> [EXTRACT]:
# My Izzo Pompei setup



## Shady

After a long time coming - here is my set up.

Izzo pompei duel group - An absolute monster but loving the levers. Amazing steam power - am finally starting to tame it.

Mazzer mini e grinder with JG burrs - brings out some nice flavours but may consider upgrading in the future.

ohg - and that thing on the side is a bread maker. Makes a delicious madeira cake


----------



## glevum

Absolute stunning double lever machine, whats the boiler size on it 6L?


----------



## Shady

think so - hard to get specs on it online.

Had a parallel run moment this morning - made coffee to drink now and one to take in my keep cup.


----------



## Mrboots2u

Cheers mate. Always great to see different set ups and equipment ( especially in the lever side ) . Great set up! Your kitchen looks massive , do you live in a restaurant


----------



## forzajuve

Mrboots2u said:


> Your kitchen looks massive , do you live in a restaurant


Is there a kitchen there? Cant see anything behind that Pompei ready to erupt coffee


----------



## forzajuve

Mrboots2u said:


> Your kitchen looks massive , do you live in a restaurant


Is there a kitchen there? Cant see anything behind that Pompei ready to erupt coffee


----------



## aphelion

That's a lovely looking machine


----------



## 4085

That needs some lovely wooden handles to finish it off! More and more lever owners appearing now. Watch out you pump boys!


----------



## painty

Le superb. Think I'd keep one group dedicated for decaff if I had a choice


----------



## glevum

Cool, 2 steam taps as well!


----------



## Shady

Decalf??! No chance!

(Items from a data source)
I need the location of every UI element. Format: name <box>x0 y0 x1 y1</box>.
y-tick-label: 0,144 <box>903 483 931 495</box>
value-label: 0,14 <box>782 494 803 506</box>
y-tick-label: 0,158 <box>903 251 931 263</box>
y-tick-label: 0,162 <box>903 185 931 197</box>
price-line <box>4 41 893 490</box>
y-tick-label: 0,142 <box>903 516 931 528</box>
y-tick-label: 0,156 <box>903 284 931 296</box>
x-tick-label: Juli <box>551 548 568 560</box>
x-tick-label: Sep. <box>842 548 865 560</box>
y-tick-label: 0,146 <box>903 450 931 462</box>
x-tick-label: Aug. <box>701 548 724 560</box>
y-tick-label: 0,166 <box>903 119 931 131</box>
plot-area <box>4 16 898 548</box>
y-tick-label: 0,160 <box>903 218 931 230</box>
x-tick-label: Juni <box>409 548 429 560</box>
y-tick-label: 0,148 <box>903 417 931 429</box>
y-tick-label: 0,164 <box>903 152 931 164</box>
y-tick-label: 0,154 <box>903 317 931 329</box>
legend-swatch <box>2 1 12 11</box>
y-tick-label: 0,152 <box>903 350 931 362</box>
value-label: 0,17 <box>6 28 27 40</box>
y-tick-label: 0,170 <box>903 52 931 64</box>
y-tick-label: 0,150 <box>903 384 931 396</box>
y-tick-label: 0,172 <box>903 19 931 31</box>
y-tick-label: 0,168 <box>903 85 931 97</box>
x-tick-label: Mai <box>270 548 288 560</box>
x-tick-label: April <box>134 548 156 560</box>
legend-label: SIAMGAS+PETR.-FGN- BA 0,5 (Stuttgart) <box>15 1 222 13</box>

> [TO BE DONE]:
• a. Rename "monster" to "beast" in the espresso machine thread from "After a long" to "to tame it.", and give that passage with the change made.
• b. Arrange the rows, from the start of the rows through the line with "y-tick-label: 0,158 <box>903", as a JSON list of strings with one string per line.
The rows have no connection to the espresso machine thread.

> [WORKED SOLUTIONS]:
• a.
After a long time coming - here is my set up.

Izzo pompei duel group - An absolute beast but loving the levers. Amazing steam power - am finally starting to tame it.

• b.
[
  "I need the location of every UI element. Format: name <box>x0 y0 x1 y1</box>.",
  "y-tick-label: 0,144 <box>903 483 931 495</box>",
  "value-label: 0,14 <box>782 494 803 506</box>",
  "y-tick-label: 0,158 <box>903 251 931 263</box>"
]